* BEGIN Record extracts *

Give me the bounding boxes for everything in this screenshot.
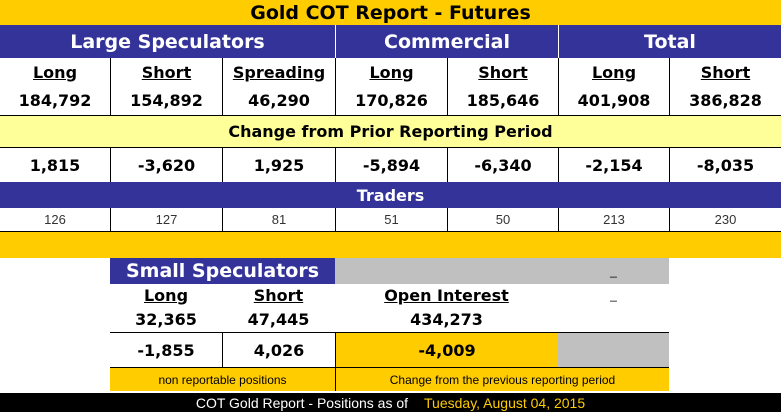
small-speculators-title: Small Speculators bbox=[125, 260, 320, 282]
col-header-total-long: Long bbox=[558, 58, 669, 86]
change-large-short: -3,620 bbox=[110, 148, 222, 182]
dash-right: _ bbox=[610, 288, 617, 302]
open-interest-value-cell: 434,273 bbox=[335, 306, 558, 332]
group-commercial: Commercial bbox=[335, 25, 558, 58]
small-long-change: -1,855 bbox=[137, 340, 195, 360]
traders-commercial-long: 51 bbox=[335, 208, 447, 231]
position-commercial-short: 185,646 bbox=[447, 86, 558, 115]
change-spreading: 1,925 bbox=[222, 148, 335, 182]
small-short-label-cell: Short bbox=[222, 284, 335, 306]
small-short-change-cell: 4,026 bbox=[222, 333, 335, 367]
report-title: Gold COT Report - Futures bbox=[250, 1, 531, 24]
position-total-long: 401,908 bbox=[558, 86, 669, 115]
position-total-short: 386,828 bbox=[669, 86, 781, 115]
small-note: non reportable positions bbox=[158, 372, 287, 387]
traders-total-long: 213 bbox=[558, 208, 669, 231]
small-long-value: 32,365 bbox=[135, 309, 197, 329]
col-header-total-short: Short bbox=[669, 58, 781, 86]
small-long-value-cell: 32,365 bbox=[110, 306, 222, 332]
small-short-value: 47,445 bbox=[247, 309, 310, 329]
divider-band bbox=[0, 232, 781, 258]
footer-content: COT Gold Report - Positions as of Tuesda… bbox=[0, 393, 781, 412]
position-large-long: 184,792 bbox=[18, 91, 92, 110]
grey-cell-bottom-right bbox=[558, 333, 669, 367]
traders-spreading: 81 bbox=[222, 208, 335, 231]
dash-top: _ bbox=[610, 264, 617, 278]
traders-commercial-short: 50 bbox=[447, 208, 558, 231]
position-large-short: 154,892 bbox=[110, 86, 222, 115]
grey-cell-top-middle bbox=[335, 258, 558, 284]
position-spreading: 46,290 bbox=[222, 86, 335, 115]
traders-header-row: Traders bbox=[0, 182, 781, 208]
dash-cell-right: _ bbox=[558, 284, 669, 306]
open-interest-label: Open Interest bbox=[384, 285, 509, 305]
footer-label: COT Gold Report - Positions as of bbox=[195, 394, 409, 411]
change-header-row: Change from Prior Reporting Period bbox=[0, 116, 781, 148]
changes-row: 1,815 -3,620 1,925 -5,894 -6,340 -2,154 … bbox=[0, 148, 781, 182]
small-block-rule bbox=[110, 332, 669, 333]
col-header-commercial-long: Long bbox=[335, 58, 447, 86]
col-header-commercial-short: Short bbox=[447, 58, 558, 86]
traders-row: 126 127 81 51 50 213 230 bbox=[0, 208, 781, 232]
traders-large-long: 126 bbox=[44, 212, 66, 227]
traders-title: Traders bbox=[356, 185, 425, 205]
change-large-long: 1,815 bbox=[29, 155, 81, 175]
group-large-speculators: Large Speculators bbox=[70, 30, 265, 53]
title-bar: Gold COT Report - Futures bbox=[0, 0, 781, 25]
small-short-change: 4,026 bbox=[253, 340, 305, 360]
change-title: Change from Prior Reporting Period bbox=[228, 122, 553, 141]
footer-bar: COT Gold Report - Positions as of Tuesda… bbox=[0, 393, 781, 412]
change-commercial-short: -6,340 bbox=[447, 148, 558, 182]
open-interest-label-cell: Open Interest bbox=[335, 284, 558, 306]
open-interest-note-cell: Change from the previous reporting perio… bbox=[335, 367, 669, 391]
column-header-row: Long Short Spreading Long Short Long Sho… bbox=[0, 58, 781, 86]
small-short-label: Short bbox=[253, 285, 304, 305]
positions-row: 184,792 154,892 46,290 170,826 185,646 4… bbox=[0, 86, 781, 116]
change-total-long: -2,154 bbox=[558, 148, 669, 182]
traders-total-short: 230 bbox=[669, 208, 781, 231]
group-total: Total bbox=[558, 25, 781, 58]
open-interest-change: -4,009 bbox=[418, 340, 476, 360]
traders-large-short: 127 bbox=[110, 208, 222, 231]
small-short-value-cell: 47,445 bbox=[222, 306, 335, 332]
open-interest-note: Change from the previous reporting perio… bbox=[389, 372, 616, 387]
open-interest-value: 434,273 bbox=[410, 309, 483, 329]
col-header-spreading: Spreading bbox=[222, 58, 335, 86]
open-interest-change-cell: -4,009 bbox=[335, 333, 558, 367]
small-speculators-header: Small Speculators bbox=[110, 258, 335, 284]
small-long-label-cell: Long bbox=[110, 284, 222, 306]
group-header-row: Large Speculators Commercial Total bbox=[0, 25, 781, 58]
change-total-short: -8,035 bbox=[669, 148, 781, 182]
grey-cell-top-right: _ bbox=[558, 258, 669, 284]
footer-date: Tuesday, August 04, 2015 bbox=[424, 394, 586, 411]
position-commercial-long: 170,826 bbox=[335, 86, 447, 115]
col-header-large-short: Short bbox=[110, 58, 222, 86]
small-note-cell: non reportable positions bbox=[110, 367, 335, 391]
small-long-label: Long bbox=[143, 285, 189, 305]
change-commercial-long: -5,894 bbox=[335, 148, 447, 182]
small-long-change-cell: -1,855 bbox=[110, 333, 222, 367]
col-header-large-long: Long bbox=[32, 62, 78, 82]
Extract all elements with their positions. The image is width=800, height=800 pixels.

* END Record extracts *

Problem to solve | Copy out the entries above word for word, all of them, leaving out the pictures.

Completed exercise |
Give me the bounding boxes for everything in this screenshot.
small-speculators-title: Small Speculators bbox=[125, 260, 320, 282]
col-header-total-long: Long bbox=[558, 58, 669, 86]
change-large-short: -3,620 bbox=[110, 148, 222, 182]
dash-right: _ bbox=[610, 288, 617, 302]
open-interest-value-cell: 434,273 bbox=[335, 306, 558, 332]
group-commercial: Commercial bbox=[335, 25, 558, 58]
small-long-change: -1,855 bbox=[137, 340, 195, 360]
traders-commercial-long: 51 bbox=[335, 208, 447, 231]
position-commercial-short: 185,646 bbox=[447, 86, 558, 115]
change-spreading: 1,925 bbox=[222, 148, 335, 182]
small-short-label-cell: Short bbox=[222, 284, 335, 306]
small-short-change-cell: 4,026 bbox=[222, 333, 335, 367]
report-title: Gold COT Report - Futures bbox=[250, 1, 531, 24]
position-total-long: 401,908 bbox=[558, 86, 669, 115]
position-total-short: 386,828 bbox=[669, 86, 781, 115]
small-note: non reportable positions bbox=[158, 372, 287, 387]
traders-total-long: 213 bbox=[558, 208, 669, 231]
small-long-value: 32,365 bbox=[135, 309, 197, 329]
col-header-total-short: Short bbox=[669, 58, 781, 86]
small-long-value-cell: 32,365 bbox=[110, 306, 222, 332]
small-short-value: 47,445 bbox=[247, 309, 310, 329]
divider-band bbox=[0, 232, 781, 258]
footer-content: COT Gold Report - Positions as of Tuesda… bbox=[0, 393, 781, 412]
position-large-long: 184,792 bbox=[18, 91, 92, 110]
grey-cell-bottom-right bbox=[558, 333, 669, 367]
traders-spreading: 81 bbox=[222, 208, 335, 231]
dash-top: _ bbox=[610, 264, 617, 278]
traders-commercial-short: 50 bbox=[447, 208, 558, 231]
position-large-short: 154,892 bbox=[110, 86, 222, 115]
grey-cell-top-middle bbox=[335, 258, 558, 284]
position-spreading: 46,290 bbox=[222, 86, 335, 115]
traders-header-row: Traders bbox=[0, 182, 781, 208]
dash-cell-right: _ bbox=[558, 284, 669, 306]
open-interest-label: Open Interest bbox=[384, 285, 509, 305]
footer-label: COT Gold Report - Positions as of bbox=[195, 394, 409, 411]
change-header-row: Change from Prior Reporting Period bbox=[0, 116, 781, 148]
changes-row: 1,815 -3,620 1,925 -5,894 -6,340 -2,154 … bbox=[0, 148, 781, 182]
small-block-rule bbox=[110, 332, 669, 333]
col-header-commercial-long: Long bbox=[335, 58, 447, 86]
col-header-commercial-short: Short bbox=[447, 58, 558, 86]
traders-row: 126 127 81 51 50 213 230 bbox=[0, 208, 781, 232]
traders-large-long: 126 bbox=[44, 212, 66, 227]
traders-title: Traders bbox=[356, 185, 425, 205]
change-large-long: 1,815 bbox=[29, 155, 81, 175]
group-large-speculators: Large Speculators bbox=[70, 30, 265, 53]
title-bar: Gold COT Report - Futures bbox=[0, 0, 781, 25]
small-short-change: 4,026 bbox=[253, 340, 305, 360]
change-title: Change from Prior Reporting Period bbox=[228, 122, 553, 141]
footer-bar: COT Gold Report - Positions as of Tuesda… bbox=[0, 393, 781, 412]
change-commercial-short: -6,340 bbox=[447, 148, 558, 182]
open-interest-label-cell: Open Interest bbox=[335, 284, 558, 306]
open-interest-note-cell: Change from the previous reporting perio… bbox=[335, 367, 669, 391]
column-header-row: Long Short Spreading Long Short Long Sho… bbox=[0, 58, 781, 86]
small-short-label: Short bbox=[253, 285, 304, 305]
positions-row: 184,792 154,892 46,290 170,826 185,646 4… bbox=[0, 86, 781, 116]
change-total-long: -2,154 bbox=[558, 148, 669, 182]
traders-total-short: 230 bbox=[669, 208, 781, 231]
group-total: Total bbox=[558, 25, 781, 58]
open-interest-change: -4,009 bbox=[418, 340, 476, 360]
traders-large-short: 127 bbox=[110, 208, 222, 231]
small-short-value-cell: 47,445 bbox=[222, 306, 335, 332]
open-interest-note: Change from the previous reporting perio… bbox=[389, 372, 616, 387]
open-interest-value: 434,273 bbox=[410, 309, 483, 329]
col-header-spreading: Spreading bbox=[222, 58, 335, 86]
open-interest-change-cell: -4,009 bbox=[335, 333, 558, 367]
small-speculators-header: Small Speculators bbox=[110, 258, 335, 284]
small-long-label-cell: Long bbox=[110, 284, 222, 306]
group-header-row: Large Speculators Commercial Total bbox=[0, 25, 781, 58]
change-total-short: -8,035 bbox=[669, 148, 781, 182]
grey-cell-top-right: _ bbox=[558, 258, 669, 284]
footer-date: Tuesday, August 04, 2015 bbox=[424, 394, 586, 411]
position-commercial-long: 170,826 bbox=[335, 86, 447, 115]
col-header-large-short: Short bbox=[110, 58, 222, 86]
small-note-cell: non reportable positions bbox=[110, 367, 335, 391]
small-long-label: Long bbox=[143, 285, 189, 305]
change-commercial-long: -5,894 bbox=[335, 148, 447, 182]
small-long-change-cell: -1,855 bbox=[110, 333, 222, 367]
col-header-large-long: Long bbox=[32, 62, 78, 82]
Extract all elements with their positions. The image is width=800, height=800 pixels.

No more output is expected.